Work instructions:
Reproduce the material exactly, omitting nothing.

* START Records for the exercise *

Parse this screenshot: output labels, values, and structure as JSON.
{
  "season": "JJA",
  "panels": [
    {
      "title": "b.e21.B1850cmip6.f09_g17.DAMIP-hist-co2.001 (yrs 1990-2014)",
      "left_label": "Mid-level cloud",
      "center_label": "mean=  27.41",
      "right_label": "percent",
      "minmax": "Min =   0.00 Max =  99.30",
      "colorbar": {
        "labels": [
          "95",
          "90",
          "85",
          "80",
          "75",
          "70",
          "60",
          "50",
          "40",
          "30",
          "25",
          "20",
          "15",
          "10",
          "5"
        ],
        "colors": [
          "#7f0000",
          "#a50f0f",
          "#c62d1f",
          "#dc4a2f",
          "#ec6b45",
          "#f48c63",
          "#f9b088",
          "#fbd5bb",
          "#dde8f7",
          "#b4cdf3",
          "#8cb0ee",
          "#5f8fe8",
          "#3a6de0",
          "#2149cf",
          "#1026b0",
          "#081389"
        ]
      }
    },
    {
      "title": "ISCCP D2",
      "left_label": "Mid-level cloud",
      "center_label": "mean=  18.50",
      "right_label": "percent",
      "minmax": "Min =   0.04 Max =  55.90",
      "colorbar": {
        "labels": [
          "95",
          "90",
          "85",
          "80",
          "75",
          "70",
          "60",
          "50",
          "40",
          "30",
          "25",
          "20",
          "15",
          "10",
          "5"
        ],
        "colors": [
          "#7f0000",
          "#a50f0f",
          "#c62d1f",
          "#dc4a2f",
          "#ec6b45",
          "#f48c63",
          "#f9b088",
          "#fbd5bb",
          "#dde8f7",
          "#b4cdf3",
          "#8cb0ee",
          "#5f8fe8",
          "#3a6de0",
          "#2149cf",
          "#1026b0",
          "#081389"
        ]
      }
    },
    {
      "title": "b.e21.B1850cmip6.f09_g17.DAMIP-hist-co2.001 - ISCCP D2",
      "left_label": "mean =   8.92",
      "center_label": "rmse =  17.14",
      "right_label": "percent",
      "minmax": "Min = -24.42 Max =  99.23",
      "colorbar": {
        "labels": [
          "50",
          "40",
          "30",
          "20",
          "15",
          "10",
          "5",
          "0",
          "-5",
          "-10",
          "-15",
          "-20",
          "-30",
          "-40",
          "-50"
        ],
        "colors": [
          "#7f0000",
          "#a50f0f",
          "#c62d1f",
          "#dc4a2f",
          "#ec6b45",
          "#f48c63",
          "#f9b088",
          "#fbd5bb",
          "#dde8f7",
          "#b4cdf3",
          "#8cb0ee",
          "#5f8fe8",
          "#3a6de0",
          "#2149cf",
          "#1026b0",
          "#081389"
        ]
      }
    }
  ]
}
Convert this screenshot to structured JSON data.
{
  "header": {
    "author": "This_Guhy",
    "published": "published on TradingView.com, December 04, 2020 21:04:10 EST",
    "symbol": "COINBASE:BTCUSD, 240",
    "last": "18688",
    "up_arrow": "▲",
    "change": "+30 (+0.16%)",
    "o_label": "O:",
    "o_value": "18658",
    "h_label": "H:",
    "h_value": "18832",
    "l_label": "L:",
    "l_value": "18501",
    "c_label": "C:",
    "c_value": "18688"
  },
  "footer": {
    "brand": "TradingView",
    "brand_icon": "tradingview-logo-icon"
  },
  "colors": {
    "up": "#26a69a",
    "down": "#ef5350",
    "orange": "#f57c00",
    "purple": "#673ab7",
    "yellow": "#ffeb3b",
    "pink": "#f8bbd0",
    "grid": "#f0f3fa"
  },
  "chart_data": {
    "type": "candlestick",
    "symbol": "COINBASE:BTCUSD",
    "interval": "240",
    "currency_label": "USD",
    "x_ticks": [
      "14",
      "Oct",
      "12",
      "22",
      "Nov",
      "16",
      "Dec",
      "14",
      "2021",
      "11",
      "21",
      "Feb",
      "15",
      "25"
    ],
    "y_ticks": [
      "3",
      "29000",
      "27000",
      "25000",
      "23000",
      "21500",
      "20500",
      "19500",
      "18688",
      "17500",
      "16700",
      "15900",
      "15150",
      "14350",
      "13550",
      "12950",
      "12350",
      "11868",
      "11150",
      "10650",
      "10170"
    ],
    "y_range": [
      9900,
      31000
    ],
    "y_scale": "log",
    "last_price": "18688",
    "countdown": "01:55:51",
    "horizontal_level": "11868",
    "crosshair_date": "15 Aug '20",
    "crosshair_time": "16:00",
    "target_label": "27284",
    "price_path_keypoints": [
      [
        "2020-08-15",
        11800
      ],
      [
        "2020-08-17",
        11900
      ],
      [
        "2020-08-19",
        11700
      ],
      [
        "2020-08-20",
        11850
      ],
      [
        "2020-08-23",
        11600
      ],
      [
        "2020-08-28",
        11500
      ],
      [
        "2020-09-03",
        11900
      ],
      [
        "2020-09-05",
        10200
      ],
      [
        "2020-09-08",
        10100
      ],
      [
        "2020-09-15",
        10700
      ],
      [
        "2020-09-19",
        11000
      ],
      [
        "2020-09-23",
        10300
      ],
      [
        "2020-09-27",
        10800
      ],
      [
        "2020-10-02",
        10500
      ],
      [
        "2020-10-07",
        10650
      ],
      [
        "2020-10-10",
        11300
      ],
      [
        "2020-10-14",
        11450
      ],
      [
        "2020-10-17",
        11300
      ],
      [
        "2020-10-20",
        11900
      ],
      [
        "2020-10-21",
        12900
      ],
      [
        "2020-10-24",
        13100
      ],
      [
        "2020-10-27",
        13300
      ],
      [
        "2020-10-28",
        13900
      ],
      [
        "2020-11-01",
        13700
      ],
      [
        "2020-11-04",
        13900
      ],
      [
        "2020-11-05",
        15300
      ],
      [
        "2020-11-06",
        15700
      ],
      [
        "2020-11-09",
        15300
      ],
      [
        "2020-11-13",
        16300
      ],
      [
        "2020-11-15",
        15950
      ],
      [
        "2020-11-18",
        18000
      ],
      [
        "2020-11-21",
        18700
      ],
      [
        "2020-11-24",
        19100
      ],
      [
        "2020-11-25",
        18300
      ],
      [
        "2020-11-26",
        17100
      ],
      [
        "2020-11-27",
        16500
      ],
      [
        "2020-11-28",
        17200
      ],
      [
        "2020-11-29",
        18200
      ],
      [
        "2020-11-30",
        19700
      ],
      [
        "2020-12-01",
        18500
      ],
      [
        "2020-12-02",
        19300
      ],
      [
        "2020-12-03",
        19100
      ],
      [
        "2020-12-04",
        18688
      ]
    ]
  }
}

* END Records for the exercise *

Task solution:
Parse this screenshot: output labels, values, and structure as JSON.
{
  "season": "JJA",
  "panels": [
    {
      "title": "b.e21.B1850cmip6.f09_g17.DAMIP-hist-co2.001 (yrs 1990-2014)",
      "left_label": "Mid-level cloud",
      "center_label": "mean=  27.41",
      "right_label": "percent",
      "minmax": "Min =   0.00 Max =  99.30",
      "colorbar": {
        "labels": [
          "95",
          "90",
          "85",
          "80",
          "75",
          "70",
          "60",
          "50",
          "40",
          "30",
          "25",
          "20",
          "15",
          "10",
          "5"
        ],
        "colors": [
          "#7f0000",
          "#a50f0f",
          "#c62d1f",
          "#dc4a2f",
          "#ec6b45",
          "#f48c63",
          "#f9b088",
          "#fbd5bb",
          "#dde8f7",
          "#b4cdf3",
          "#8cb0ee",
          "#5f8fe8",
          "#3a6de0",
          "#2149cf",
          "#1026b0",
          "#081389"
        ]
      }
    },
    {
      "title": "ISCCP D2",
      "left_label": "Mid-level cloud",
      "center_label": "mean=  18.50",
      "right_label": "percent",
      "minmax": "Min =   0.04 Max =  55.90",
      "colorbar": {
        "labels": [
          "95",
          "90",
          "85",
          "80",
          "75",
          "70",
          "60",
          "50",
          "40",
          "30",
          "25",
          "20",
          "15",
          "10",
          "5"
        ],
        "colors": [
          "#7f0000",
          "#a50f0f",
          "#c62d1f",
          "#dc4a2f",
          "#ec6b45",
          "#f48c63",
          "#f9b088",
          "#fbd5bb",
          "#dde8f7",
          "#b4cdf3",
          "#8cb0ee",
          "#5f8fe8",
          "#3a6de0",
          "#2149cf",
          "#1026b0",
          "#081389"
        ]
      }
    },
    {
      "title": "b.e21.B1850cmip6.f09_g17.DAMIP-hist-co2.001 - ISCCP D2",
      "left_label": "mean =   8.92",
      "center_label": "rmse =  17.14",
      "right_label": "percent",
      "minmax": "Min = -24.42 Max =  99.23",
      "colorbar": {
        "labels": [
          "50",
          "40",
          "30",
          "20",
          "15",
          "10",
          "5",
          "0",
          "-5",
          "-10",
          "-15",
          "-20",
          "-30",
          "-40",
          "-50"
        ],
        "colors": [
          "#7f0000",
          "#a50f0f",
          "#c62d1f",
          "#dc4a2f",
          "#ec6b45",
          "#f48c63",
          "#f9b088",
          "#fbd5bb",
          "#dde8f7",
          "#b4cdf3",
          "#8cb0ee",
          "#5f8fe8",
          "#3a6de0",
          "#2149cf",
          "#1026b0",
          "#081389"
        ]
      }
    }
  ]
}
Convert this screenshot to structured JSON data.
{
  "header": {
    "author": "This_Guhy",
    "published": "published on TradingView.com, December 04, 2020 21:04:10 EST",
    "symbol": "COINBASE:BTCUSD, 240",
    "last": "18688",
    "up_arrow": "▲",
    "change": "+30 (+0.16%)",
    "o_label": "O:",
    "o_value": "18658",
    "h_label": "H:",
    "h_value": "18832",
    "l_label": "L:",
    "l_value": "18501",
    "c_label": "C:",
    "c_value": "18688"
  },
  "footer": {
    "brand": "TradingView",
    "brand_icon": "tradingview-logo-icon"
  },
  "colors": {
    "up": "#26a69a",
    "down": "#ef5350",
    "orange": "#f57c00",
    "purple": "#673ab7",
    "yellow": "#ffeb3b",
    "pink": "#f8bbd0",
    "grid": "#f0f3fa"
  },
  "chart_data": {
    "type": "candlestick",
    "symbol": "COINBASE:BTCUSD",
    "interval": "240",
    "currency_label": "USD",
    "x_ticks": [
      "14",
      "Oct",
      "12",
      "22",
      "Nov",
      "16",
      "Dec",
      "14",
      "2021",
      "11",
      "21",
      "Feb",
      "15",
      "25"
    ],
    "y_ticks": [
      "3",
      "29000",
      "27000",
      "25000",
      "23000",
      "21500",
      "20500",
      "19500",
      "18688",
      "17500",
      "16700",
      "15900",
      "15150",
      "14350",
      "13550",
      "12950",
      "12350",
      "11868",
      "11150",
      "10650",
      "10170"
    ],
    "y_range": [
      9900,
      31000
    ],
    "y_scale": "log",
    "last_price": "18688",
    "countdown": "01:55:51",
    "horizontal_level": "11868",
    "crosshair_date": "15 Aug '20",
    "crosshair_time": "16:00",
    "target_label": "27284",
    "price_path_keypoints": [
      [
        "2020-08-15",
        11800
      ],
      [
        "2020-08-17",
        11900
      ],
      [
        "2020-08-19",
        11700
      ],
      [
        "2020-08-20",
        11850
      ],
      [
        "2020-08-23",
        11600
      ],
      [
        "2020-08-28",
        11500
      ],
      [
        "2020-09-03",
        11900
      ],
      [
        "2020-09-05",
        10200
      ],
      [
        "2020-09-08",
        10100
      ],
      [
        "2020-09-15",
        10700
      ],
      [
        "2020-09-19",
        11000
      ],
      [
        "2020-09-23",
        10300
      ],
      [
        "2020-09-27",
        10800
      ],
      [
        "2020-10-02",
        10500
      ],
      [
        "2020-10-07",
        10650
      ],
      [
        "2020-10-10",
        11300
      ],
      [
        "2020-10-14",
        11450
      ],
      [
        "2020-10-17",
        11300
      ],
      [
        "2020-10-20",
        11900
      ],
      [
        "2020-10-21",
        12900
      ],
      [
        "2020-10-24",
        13100
      ],
      [
        "2020-10-27",
        13300
      ],
      [
        "2020-10-28",
        13900
      ],
      [
        "2020-11-01",
        13700
      ],
      [
        "2020-11-04",
        13900
      ],
      [
        "2020-11-05",
        15300
      ],
      [
        "2020-11-06",
        15700
      ],
      [
        "2020-11-09",
        15300
      ],
      [
        "2020-11-13",
        16300
      ],
      [
        "2020-11-15",
        15950
      ],
      [
        "2020-11-18",
        18000
      ],
      [
        "2020-11-21",
        18700
      ],
      [
        "2020-11-24",
        19100
      ],
      [
        "2020-11-25",
        18300
      ],
      [
        "2020-11-26",
        17100
      ],
      [
        "2020-11-27",
        16500
      ],
      [
        "2020-11-28",
        17200
      ],
      [
        "2020-11-29",
        18200
      ],
      [
        "2020-11-30",
        19700
      ],
      [
        "2020-12-01",
        18500
      ],
      [
        "2020-12-02",
        19300
      ],
      [
        "2020-12-03",
        19100
      ],
      [
        "2020-12-04",
        18688
      ]
    ]
  }
}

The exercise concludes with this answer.